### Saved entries
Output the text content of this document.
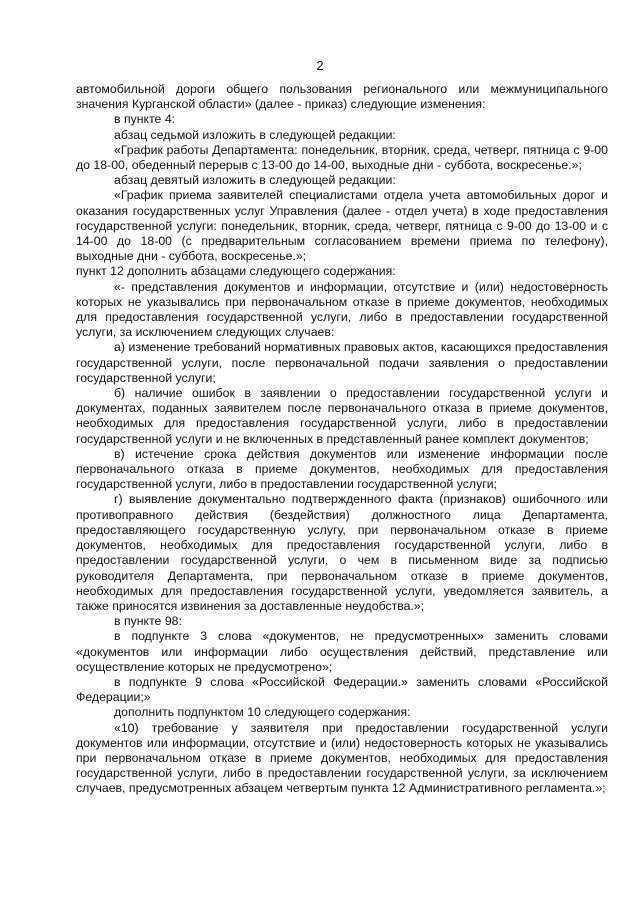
2

автомобильной дороги общего пользования регионального или межмуниципального значения Курганской области» (далее - приказ) следующие изменения:

в пункте 4:

абзац седьмой изложить в следующей редакции:

«График работы Департамента: понедельник, вторник, среда, четверг, пятница с 9-00 до 18-00, обеденный перерыв с 13-00 до 14-00, выходные дни - суббота, воскресенье.»;

абзац девятый изложить в следующей редакции:

«График приема заявителей специалистами отдела учета автомобильных дорог и оказания государственных услуг Управления (далее - отдел учета) в ходе предоставления государственной услуги: понедельник, вторник, среда, четверг, пятница с 9-00 до 13-00 и с 14-00 до 18-00 (с предварительным согласованием времени приема по телефону), выходные дни - суббота, воскресенье.»;

пункт 12 дополнить абзацами следующего содержания:

«- представления документов и информации, отсутствие и (или) недостоверность которых не указывались при первоначальном отказе в приеме документов, необходимых для предоставления государственной услуги, либо в предоставлении государственной услуги, за исключением следующих случаев:

а) изменение требований нормативных правовых актов, касающихся предоставления государственной услуги, после первоначальной подачи заявления о предоставлении государственной услуги;

б) наличие ошибок в заявлении о предоставлении государственной услуги и документах, поданных заявителем после первоначального отказа в приеме документов, необходимых для предоставления государственной услуги, либо в предоставлении государственной услуги и не включенных в представленный ранее комплект документов;

в) истечение срока действия документов или изменение информации после первоначального отказа в приеме документов, необходимых для предоставления государственной услуги, либо в предоставлении государственной услуги;

г) выявление документально подтвержденного факта (признаков) ошибочного или противоправного действия (бездействия) должностного лица Департамента, предоставляющего государственную услугу, при первоначальном отказе в приеме документов, необходимых для предоставления государственной услуги, либо в предоставлении государственной услуги, о чем в письменном виде за подписью руководителя Департамента, при первоначальном отказе в приеме документов, необходимых для предоставления государственной услуги, уведомляется заявитель, а также приносятся извинения за доставленные неудобства.»;

в пункте 98:

в подпункте 3 слова «документов, не предусмотренных» заменить словами «документов или информации либо осуществления действий, представление или осуществление которых не предусмотрено»;

в подпункте 9 слова «Российской Федерации.» заменить словами «Российской Федерации;»

дополнить подпунктом 10 следующего содержания:

«10) требование у заявителя при предоставлении государственной услуги документов или информации, отсутствие и (или) недостоверность которых не указывались при первоначальном отказе в приеме документов, необходимых для предоставления государственной услуги, либо в предоставлении государственной услуги, за исключением случаев, предусмотренных абзацем четвертым пункта 12 Административного регламента.»;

### Directions
Copy everything in the records above except the pictures, exactly as written.

### Result of this exercise
Output the text content of this document.
2

автомобильной дороги общего пользования регионального или межмуниципального значения Курганской области» (далее - приказ) следующие изменения:

в пункте 4:

абзац седьмой изложить в следующей редакции:

«График работы Департамента: понедельник, вторник, среда, четверг, пятница с 9-00 до 18-00, обеденный перерыв с 13-00 до 14-00, выходные дни - суббота, воскресенье.»;

абзац девятый изложить в следующей редакции:

«График приема заявителей специалистами отдела учета автомобильных дорог и оказания государственных услуг Управления (далее - отдел учета) в ходе предоставления государственной услуги: понедельник, вторник, среда, четверг, пятница с 9-00 до 13-00 и с 14-00 до 18-00 (с предварительным согласованием времени приема по телефону), выходные дни - суббота, воскресенье.»;

пункт 12 дополнить абзацами следующего содержания:

«- представления документов и информации, отсутствие и (или) недостоверность которых не указывались при первоначальном отказе в приеме документов, необходимых для предоставления государственной услуги, либо в предоставлении государственной услуги, за исключением следующих случаев:

а) изменение требований нормативных правовых актов, касающихся предоставления государственной услуги, после первоначальной подачи заявления о предоставлении государственной услуги;

б) наличие ошибок в заявлении о предоставлении государственной услуги и документах, поданных заявителем после первоначального отказа в приеме документов, необходимых для предоставления государственной услуги, либо в предоставлении государственной услуги и не включенных в представленный ранее комплект документов;

в) истечение срока действия документов или изменение информации после первоначального отказа в приеме документов, необходимых для предоставления государственной услуги, либо в предоставлении государственной услуги;

г) выявление документально подтвержденного факта (признаков) ошибочного или противоправного действия (бездействия) должностного лица Департамента, предоставляющего государственную услугу, при первоначальном отказе в приеме документов, необходимых для предоставления государственной услуги, либо в предоставлении государственной услуги, о чем в письменном виде за подписью руководителя Департамента, при первоначальном отказе в приеме документов, необходимых для предоставления государственной услуги, уведомляется заявитель, а также приносятся извинения за доставленные неудобства.»;

в пункте 98:

в подпункте 3 слова «документов, не предусмотренных» заменить словами «документов или информации либо осуществления действий, представление или осуществление которых не предусмотрено»;

в подпункте 9 слова «Российской Федерации.» заменить словами «Российской Федерации;»

дополнить подпунктом 10 следующего содержания:

«10) требование у заявителя при предоставлении государственной услуги документов или информации, отсутствие и (или) недостоверность которых не указывались при первоначальном отказе в приеме документов, необходимых для предоставления государственной услуги, либо в предоставлении государственной услуги, за исключением случаев, предусмотренных абзацем четвертым пункта 12 Административного регламента.»;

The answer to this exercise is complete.